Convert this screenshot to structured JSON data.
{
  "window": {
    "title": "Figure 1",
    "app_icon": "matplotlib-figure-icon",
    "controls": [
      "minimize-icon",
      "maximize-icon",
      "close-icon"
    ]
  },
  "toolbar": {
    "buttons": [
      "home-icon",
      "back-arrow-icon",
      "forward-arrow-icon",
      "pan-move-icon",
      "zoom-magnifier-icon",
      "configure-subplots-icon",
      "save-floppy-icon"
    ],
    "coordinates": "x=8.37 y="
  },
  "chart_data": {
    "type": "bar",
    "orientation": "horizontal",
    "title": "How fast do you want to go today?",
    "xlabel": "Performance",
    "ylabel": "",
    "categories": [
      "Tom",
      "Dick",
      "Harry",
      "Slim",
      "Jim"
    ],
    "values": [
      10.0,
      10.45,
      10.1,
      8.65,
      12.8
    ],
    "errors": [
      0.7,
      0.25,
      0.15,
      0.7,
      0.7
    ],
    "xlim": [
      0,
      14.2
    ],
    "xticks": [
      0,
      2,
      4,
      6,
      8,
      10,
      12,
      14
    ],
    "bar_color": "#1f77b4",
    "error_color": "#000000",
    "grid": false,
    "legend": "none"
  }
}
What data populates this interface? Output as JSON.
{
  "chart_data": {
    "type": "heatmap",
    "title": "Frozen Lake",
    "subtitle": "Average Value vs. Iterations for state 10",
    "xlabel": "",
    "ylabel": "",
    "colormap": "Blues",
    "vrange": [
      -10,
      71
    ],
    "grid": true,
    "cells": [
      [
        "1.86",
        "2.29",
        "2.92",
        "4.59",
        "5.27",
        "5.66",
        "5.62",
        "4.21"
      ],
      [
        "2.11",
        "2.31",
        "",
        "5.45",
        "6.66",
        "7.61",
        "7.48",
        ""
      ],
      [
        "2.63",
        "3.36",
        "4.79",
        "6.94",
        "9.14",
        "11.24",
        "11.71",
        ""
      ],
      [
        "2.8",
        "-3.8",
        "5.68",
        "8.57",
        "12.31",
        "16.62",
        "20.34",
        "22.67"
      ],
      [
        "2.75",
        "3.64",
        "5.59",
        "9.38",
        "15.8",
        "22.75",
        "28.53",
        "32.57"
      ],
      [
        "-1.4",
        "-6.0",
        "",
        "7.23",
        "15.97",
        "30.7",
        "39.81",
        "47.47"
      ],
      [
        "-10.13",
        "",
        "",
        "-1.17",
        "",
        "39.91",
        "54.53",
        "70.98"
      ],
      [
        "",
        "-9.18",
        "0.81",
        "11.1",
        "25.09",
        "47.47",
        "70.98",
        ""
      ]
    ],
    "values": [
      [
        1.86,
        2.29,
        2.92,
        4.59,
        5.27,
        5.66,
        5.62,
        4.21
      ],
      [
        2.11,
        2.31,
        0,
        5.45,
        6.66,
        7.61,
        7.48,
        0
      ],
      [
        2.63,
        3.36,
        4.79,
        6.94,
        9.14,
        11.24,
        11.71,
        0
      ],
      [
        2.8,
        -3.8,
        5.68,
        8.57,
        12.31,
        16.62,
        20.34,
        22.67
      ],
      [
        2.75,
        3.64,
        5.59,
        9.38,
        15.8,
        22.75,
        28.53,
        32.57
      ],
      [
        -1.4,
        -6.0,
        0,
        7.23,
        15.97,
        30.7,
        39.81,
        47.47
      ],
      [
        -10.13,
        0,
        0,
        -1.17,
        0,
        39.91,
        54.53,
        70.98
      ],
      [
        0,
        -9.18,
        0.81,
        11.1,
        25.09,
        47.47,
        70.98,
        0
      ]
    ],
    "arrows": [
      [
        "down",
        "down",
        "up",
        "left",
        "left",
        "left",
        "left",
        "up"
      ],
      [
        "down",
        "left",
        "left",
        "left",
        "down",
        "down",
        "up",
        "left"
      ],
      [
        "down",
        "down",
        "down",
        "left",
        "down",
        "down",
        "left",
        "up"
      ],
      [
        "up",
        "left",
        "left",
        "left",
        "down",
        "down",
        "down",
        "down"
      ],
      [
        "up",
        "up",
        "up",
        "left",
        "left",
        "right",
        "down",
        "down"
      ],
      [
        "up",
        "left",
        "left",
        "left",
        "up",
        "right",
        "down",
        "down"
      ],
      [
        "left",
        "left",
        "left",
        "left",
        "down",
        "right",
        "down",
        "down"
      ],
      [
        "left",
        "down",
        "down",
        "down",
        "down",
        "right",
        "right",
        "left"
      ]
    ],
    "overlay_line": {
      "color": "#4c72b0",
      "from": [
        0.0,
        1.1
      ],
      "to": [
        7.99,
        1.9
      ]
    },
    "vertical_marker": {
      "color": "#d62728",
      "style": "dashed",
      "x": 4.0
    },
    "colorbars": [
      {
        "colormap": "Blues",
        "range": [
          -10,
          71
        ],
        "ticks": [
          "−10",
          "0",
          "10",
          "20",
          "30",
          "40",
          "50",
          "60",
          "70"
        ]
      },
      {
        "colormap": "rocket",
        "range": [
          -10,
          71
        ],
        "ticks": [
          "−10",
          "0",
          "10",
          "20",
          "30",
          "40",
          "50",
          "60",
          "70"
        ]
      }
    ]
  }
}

====================

▶ Exercise description: Tell how many lines of the material above hold "JSON", answering with a bare number.

▶ The output: 2